[Directive]: For the material that follows, list every line containing the word "orientation".

[Part of a data file]

§

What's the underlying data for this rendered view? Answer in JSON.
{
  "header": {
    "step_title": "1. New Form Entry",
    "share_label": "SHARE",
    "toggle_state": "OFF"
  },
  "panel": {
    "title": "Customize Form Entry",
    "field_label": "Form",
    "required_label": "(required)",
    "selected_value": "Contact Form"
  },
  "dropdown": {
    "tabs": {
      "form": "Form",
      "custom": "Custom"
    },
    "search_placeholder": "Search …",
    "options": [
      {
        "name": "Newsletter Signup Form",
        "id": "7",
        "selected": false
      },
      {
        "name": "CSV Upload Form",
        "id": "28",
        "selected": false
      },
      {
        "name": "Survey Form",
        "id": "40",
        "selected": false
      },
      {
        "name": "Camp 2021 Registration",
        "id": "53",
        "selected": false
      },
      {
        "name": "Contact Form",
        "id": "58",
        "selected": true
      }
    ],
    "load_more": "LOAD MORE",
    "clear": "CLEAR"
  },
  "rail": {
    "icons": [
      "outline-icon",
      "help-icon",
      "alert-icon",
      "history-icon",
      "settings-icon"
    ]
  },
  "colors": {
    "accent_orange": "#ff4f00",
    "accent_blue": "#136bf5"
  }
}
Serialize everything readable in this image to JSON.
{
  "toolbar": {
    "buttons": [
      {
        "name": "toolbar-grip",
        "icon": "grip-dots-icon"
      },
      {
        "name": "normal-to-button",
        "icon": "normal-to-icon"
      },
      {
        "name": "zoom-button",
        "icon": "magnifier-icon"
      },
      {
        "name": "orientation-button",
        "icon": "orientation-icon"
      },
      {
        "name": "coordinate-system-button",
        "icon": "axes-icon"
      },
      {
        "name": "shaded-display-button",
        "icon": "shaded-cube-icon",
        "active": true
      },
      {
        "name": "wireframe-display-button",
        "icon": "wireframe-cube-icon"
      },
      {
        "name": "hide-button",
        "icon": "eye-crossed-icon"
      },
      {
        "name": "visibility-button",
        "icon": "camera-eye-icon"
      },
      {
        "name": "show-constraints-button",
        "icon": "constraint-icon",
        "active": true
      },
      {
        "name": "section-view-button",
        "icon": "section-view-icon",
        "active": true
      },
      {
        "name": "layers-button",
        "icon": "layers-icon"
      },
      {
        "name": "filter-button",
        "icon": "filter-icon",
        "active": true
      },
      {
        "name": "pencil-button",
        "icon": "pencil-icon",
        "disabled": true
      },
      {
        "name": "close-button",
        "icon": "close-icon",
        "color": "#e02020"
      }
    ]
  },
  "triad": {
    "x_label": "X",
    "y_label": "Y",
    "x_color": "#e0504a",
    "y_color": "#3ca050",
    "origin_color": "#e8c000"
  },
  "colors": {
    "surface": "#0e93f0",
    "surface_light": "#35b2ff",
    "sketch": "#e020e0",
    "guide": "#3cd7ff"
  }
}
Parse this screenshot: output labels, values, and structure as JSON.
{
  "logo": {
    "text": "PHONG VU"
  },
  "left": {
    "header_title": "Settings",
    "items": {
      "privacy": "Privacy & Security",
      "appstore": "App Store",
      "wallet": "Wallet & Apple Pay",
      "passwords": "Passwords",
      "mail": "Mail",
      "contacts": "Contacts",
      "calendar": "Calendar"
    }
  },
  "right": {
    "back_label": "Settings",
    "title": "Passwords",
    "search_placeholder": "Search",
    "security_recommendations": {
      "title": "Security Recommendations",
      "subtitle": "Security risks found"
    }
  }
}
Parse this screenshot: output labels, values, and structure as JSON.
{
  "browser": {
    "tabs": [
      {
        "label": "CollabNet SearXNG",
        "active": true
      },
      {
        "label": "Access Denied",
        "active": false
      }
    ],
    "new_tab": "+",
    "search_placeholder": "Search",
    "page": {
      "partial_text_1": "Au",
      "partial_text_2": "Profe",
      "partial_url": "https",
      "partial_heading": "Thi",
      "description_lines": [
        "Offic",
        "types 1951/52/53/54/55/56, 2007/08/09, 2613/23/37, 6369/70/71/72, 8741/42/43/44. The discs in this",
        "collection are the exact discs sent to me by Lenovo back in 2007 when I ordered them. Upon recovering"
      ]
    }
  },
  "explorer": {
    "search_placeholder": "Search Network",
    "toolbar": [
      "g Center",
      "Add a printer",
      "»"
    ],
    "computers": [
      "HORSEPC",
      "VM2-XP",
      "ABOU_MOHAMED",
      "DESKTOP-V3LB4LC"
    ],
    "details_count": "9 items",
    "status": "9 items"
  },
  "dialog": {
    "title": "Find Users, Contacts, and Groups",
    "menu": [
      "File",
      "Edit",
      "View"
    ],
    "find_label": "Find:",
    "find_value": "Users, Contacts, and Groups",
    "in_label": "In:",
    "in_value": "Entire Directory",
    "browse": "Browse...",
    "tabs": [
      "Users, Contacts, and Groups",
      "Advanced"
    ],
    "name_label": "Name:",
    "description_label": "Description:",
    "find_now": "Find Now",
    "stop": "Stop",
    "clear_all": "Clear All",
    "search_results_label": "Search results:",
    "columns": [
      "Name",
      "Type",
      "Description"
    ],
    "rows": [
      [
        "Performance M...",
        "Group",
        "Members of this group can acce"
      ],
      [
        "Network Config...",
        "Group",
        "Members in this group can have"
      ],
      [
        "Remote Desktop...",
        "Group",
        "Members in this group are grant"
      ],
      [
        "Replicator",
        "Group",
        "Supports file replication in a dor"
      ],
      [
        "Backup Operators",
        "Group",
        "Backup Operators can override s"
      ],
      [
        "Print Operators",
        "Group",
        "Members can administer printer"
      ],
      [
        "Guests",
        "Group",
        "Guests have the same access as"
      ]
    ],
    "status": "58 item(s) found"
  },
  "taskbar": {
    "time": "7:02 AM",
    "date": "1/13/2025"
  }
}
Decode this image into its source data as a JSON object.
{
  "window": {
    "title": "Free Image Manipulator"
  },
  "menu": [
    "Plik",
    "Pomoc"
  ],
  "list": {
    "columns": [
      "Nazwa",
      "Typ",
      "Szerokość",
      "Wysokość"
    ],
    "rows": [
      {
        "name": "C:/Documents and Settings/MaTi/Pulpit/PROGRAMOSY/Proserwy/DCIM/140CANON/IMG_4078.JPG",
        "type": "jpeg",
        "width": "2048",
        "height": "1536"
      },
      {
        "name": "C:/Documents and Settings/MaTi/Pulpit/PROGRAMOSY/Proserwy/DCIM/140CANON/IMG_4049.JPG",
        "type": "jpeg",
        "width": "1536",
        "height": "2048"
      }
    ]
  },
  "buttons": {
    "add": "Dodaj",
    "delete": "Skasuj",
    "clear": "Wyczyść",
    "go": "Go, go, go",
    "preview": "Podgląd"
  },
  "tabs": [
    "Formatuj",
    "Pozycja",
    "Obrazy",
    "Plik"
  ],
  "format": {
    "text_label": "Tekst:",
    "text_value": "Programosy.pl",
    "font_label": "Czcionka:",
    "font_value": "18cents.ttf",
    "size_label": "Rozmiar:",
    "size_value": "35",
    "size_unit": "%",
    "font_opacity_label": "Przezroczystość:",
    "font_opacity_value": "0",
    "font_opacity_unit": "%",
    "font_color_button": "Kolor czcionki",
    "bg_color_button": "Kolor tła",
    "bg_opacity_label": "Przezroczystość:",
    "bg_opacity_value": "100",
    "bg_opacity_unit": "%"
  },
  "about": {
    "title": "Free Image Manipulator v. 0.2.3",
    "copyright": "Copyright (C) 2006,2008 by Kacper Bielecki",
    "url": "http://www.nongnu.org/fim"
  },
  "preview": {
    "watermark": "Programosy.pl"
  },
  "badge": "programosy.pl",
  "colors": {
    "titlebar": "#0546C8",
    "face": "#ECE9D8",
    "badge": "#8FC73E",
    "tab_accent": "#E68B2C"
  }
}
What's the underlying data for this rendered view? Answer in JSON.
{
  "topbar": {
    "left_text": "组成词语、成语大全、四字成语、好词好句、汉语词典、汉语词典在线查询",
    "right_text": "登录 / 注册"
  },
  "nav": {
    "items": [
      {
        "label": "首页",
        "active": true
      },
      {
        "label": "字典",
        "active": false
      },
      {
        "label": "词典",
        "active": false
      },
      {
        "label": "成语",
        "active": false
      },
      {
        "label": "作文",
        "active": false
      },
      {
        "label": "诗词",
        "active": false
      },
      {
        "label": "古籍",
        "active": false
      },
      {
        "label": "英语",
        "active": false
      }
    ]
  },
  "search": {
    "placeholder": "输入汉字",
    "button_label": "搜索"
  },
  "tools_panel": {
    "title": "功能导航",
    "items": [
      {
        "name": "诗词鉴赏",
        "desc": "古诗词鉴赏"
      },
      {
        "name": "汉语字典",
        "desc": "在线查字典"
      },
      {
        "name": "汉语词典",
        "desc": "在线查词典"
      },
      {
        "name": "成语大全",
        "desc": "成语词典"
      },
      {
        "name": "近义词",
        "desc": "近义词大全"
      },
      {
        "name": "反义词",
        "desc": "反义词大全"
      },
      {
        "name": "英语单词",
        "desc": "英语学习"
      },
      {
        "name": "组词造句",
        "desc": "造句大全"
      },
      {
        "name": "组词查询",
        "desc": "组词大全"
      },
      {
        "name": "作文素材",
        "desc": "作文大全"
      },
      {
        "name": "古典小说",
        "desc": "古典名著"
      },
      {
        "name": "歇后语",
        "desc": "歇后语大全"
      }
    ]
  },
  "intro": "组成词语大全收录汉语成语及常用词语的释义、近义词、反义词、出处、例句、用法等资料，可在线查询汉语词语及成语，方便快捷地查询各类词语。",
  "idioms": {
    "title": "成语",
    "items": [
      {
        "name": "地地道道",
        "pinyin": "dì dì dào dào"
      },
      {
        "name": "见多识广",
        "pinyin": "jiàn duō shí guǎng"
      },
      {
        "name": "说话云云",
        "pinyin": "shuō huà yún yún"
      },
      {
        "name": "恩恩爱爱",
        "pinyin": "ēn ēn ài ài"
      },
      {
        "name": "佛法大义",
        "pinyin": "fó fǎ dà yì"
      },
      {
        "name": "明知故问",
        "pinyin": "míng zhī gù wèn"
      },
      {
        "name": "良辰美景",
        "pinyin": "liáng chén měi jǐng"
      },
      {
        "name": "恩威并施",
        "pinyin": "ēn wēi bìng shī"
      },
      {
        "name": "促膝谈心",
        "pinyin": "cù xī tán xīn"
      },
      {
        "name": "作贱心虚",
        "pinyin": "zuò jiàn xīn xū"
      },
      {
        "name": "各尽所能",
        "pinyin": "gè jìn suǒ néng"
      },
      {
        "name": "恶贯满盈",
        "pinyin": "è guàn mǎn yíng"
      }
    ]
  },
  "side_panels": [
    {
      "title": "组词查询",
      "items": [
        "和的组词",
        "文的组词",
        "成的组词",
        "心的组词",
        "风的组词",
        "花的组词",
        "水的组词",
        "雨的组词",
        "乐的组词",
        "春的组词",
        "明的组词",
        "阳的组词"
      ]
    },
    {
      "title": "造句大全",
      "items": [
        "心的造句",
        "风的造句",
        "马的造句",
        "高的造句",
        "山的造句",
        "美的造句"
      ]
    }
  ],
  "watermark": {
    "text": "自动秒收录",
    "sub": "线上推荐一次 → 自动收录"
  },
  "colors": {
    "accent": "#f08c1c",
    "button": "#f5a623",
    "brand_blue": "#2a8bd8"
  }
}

§

[Written answer]:
        "name": "orientation-button",
        "icon": "orientation-icon"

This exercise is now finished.